─── Data section ───

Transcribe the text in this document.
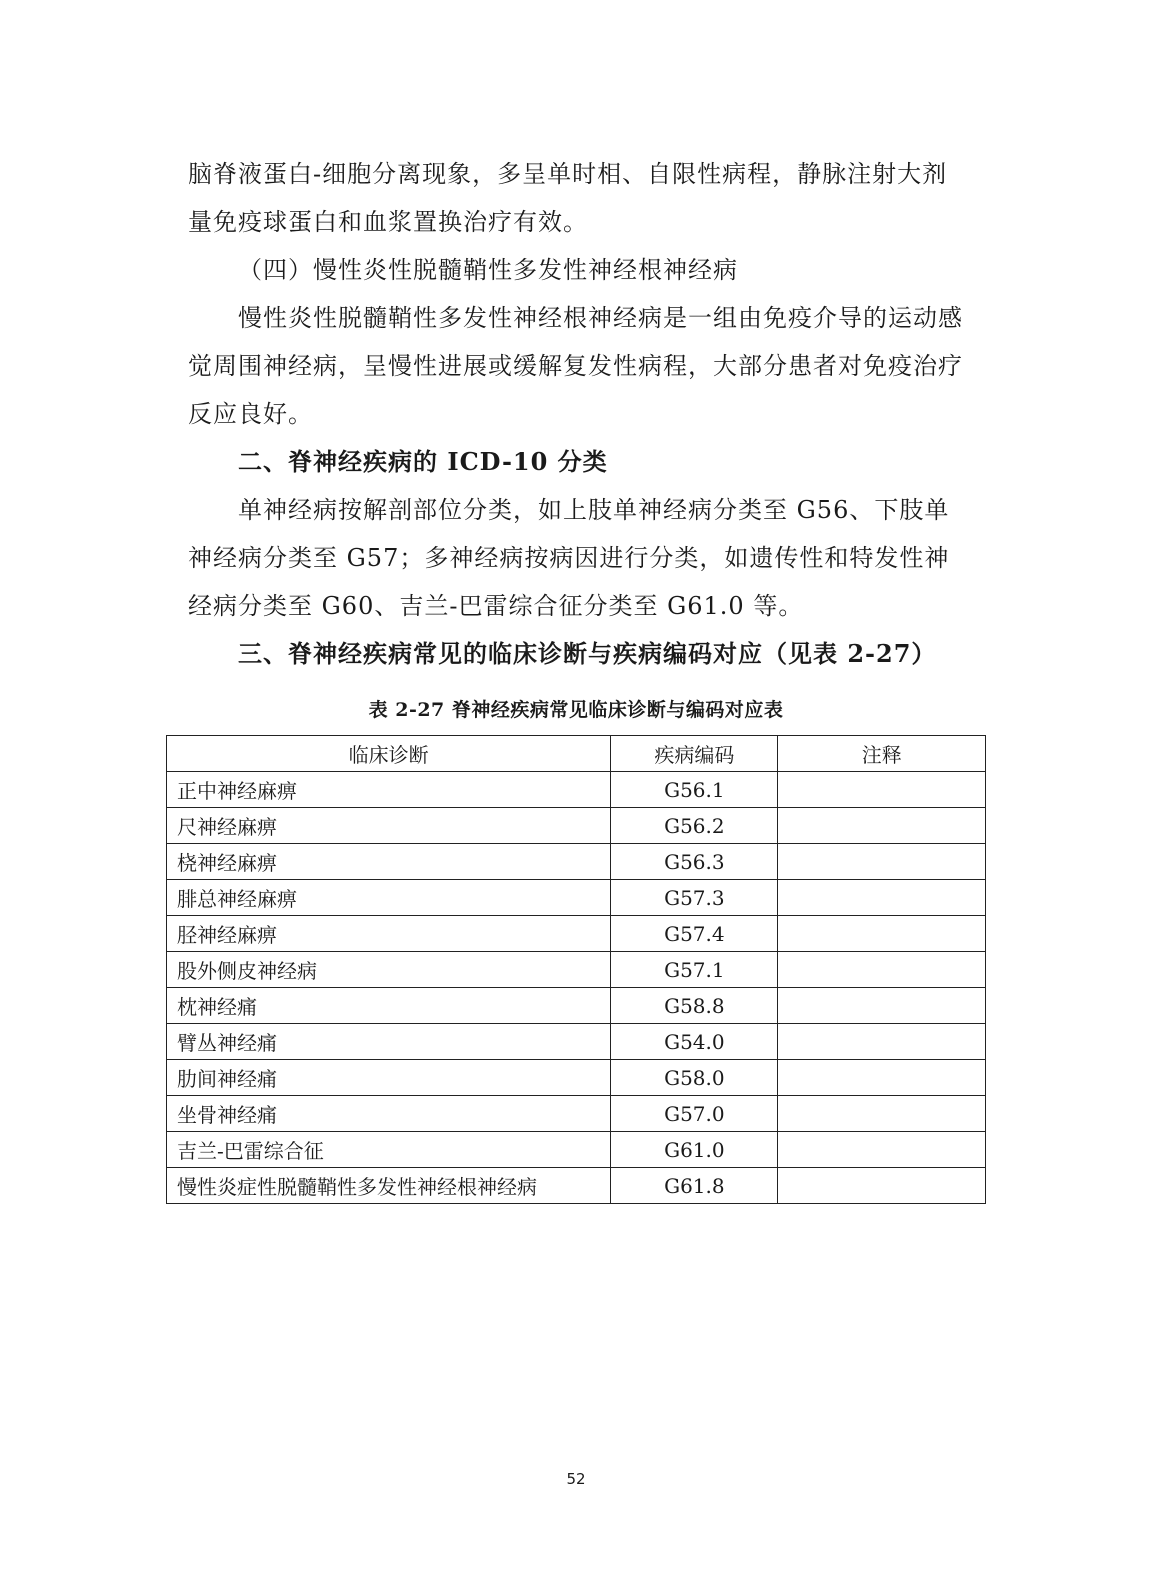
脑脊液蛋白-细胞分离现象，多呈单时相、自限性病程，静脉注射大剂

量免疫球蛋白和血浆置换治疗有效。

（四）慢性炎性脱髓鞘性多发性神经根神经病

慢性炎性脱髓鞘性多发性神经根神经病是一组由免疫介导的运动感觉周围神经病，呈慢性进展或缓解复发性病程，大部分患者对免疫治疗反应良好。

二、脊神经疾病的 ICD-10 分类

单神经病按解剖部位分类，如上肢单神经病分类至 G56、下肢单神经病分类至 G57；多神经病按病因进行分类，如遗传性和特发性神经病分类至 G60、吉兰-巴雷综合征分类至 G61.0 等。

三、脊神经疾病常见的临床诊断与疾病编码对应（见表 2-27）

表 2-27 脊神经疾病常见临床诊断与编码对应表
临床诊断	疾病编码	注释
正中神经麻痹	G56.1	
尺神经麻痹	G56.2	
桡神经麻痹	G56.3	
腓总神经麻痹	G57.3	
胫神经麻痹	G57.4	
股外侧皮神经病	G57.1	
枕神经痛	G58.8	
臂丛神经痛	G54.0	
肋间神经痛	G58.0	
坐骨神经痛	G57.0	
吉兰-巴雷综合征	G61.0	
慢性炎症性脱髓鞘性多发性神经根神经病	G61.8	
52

───

**Directions**
Reproduce the data verbatim. Do not carry any picture into the copy.

**Result**
Transcribe the text in this document.
脑脊液蛋白-细胞分离现象，多呈单时相、自限性病程，静脉注射大剂

量免疫球蛋白和血浆置换治疗有效。

（四）慢性炎性脱髓鞘性多发性神经根神经病

慢性炎性脱髓鞘性多发性神经根神经病是一组由免疫介导的运动感觉周围神经病，呈慢性进展或缓解复发性病程，大部分患者对免疫治疗反应良好。

二、脊神经疾病的 ICD-10 分类

单神经病按解剖部位分类，如上肢单神经病分类至 G56、下肢单神经病分类至 G57；多神经病按病因进行分类，如遗传性和特发性神经病分类至 G60、吉兰-巴雷综合征分类至 G61.0 等。

三、脊神经疾病常见的临床诊断与疾病编码对应（见表 2-27）

表 2-27 脊神经疾病常见临床诊断与编码对应表
临床诊断	疾病编码	注释
正中神经麻痹	G56.1	
尺神经麻痹	G56.2	
桡神经麻痹	G56.3	
腓总神经麻痹	G57.3	
胫神经麻痹	G57.4	
股外侧皮神经病	G57.1	
枕神经痛	G58.8	
臂丛神经痛	G54.0	
肋间神经痛	G58.0	
坐骨神经痛	G57.0	
吉兰-巴雷综合征	G61.0	
慢性炎症性脱髓鞘性多发性神经根神经病	G61.8	
52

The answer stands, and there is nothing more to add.